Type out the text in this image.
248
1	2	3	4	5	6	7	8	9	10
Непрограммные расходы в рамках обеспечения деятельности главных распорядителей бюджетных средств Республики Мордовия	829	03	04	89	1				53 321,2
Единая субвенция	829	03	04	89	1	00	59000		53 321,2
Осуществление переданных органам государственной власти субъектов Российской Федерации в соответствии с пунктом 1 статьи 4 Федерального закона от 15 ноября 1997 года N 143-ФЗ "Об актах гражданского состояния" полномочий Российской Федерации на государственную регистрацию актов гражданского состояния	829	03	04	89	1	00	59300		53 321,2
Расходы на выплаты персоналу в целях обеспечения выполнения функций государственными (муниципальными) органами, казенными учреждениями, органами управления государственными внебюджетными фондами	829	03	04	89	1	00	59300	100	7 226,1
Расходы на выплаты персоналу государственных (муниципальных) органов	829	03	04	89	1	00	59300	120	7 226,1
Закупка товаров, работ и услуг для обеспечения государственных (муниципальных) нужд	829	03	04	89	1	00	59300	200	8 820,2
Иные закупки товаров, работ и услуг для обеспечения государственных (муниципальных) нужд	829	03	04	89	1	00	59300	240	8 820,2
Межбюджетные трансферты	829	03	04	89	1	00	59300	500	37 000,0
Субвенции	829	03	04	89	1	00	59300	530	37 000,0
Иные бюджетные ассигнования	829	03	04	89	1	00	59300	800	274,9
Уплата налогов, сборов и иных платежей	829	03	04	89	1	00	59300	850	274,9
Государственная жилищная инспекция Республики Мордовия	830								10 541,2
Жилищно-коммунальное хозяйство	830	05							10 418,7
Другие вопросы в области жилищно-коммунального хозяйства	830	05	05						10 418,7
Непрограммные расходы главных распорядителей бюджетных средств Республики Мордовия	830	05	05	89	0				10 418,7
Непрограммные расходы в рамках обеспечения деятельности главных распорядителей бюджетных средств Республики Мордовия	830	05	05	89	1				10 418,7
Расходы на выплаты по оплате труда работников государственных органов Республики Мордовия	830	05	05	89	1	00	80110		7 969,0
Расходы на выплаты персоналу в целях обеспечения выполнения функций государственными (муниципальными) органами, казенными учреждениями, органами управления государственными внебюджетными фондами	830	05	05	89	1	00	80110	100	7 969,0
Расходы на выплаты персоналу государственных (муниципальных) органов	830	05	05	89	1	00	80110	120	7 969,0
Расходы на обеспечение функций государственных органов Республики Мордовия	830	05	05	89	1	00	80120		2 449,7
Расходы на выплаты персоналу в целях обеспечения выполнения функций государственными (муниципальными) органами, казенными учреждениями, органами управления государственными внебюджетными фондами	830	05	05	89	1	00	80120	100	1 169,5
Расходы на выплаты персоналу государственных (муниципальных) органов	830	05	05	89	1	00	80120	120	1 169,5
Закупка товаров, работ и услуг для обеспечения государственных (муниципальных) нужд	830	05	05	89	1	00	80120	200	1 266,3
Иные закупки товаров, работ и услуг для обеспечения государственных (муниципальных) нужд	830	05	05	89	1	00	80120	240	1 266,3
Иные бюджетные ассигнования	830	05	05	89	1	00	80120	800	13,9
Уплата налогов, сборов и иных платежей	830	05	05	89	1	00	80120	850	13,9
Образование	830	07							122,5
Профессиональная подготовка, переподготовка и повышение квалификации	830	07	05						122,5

------------------------

§ **Exercise requirements**
How many lines in the listing contain "ассигнования"? Answer with the number alone.

§ **Exercise solution**
2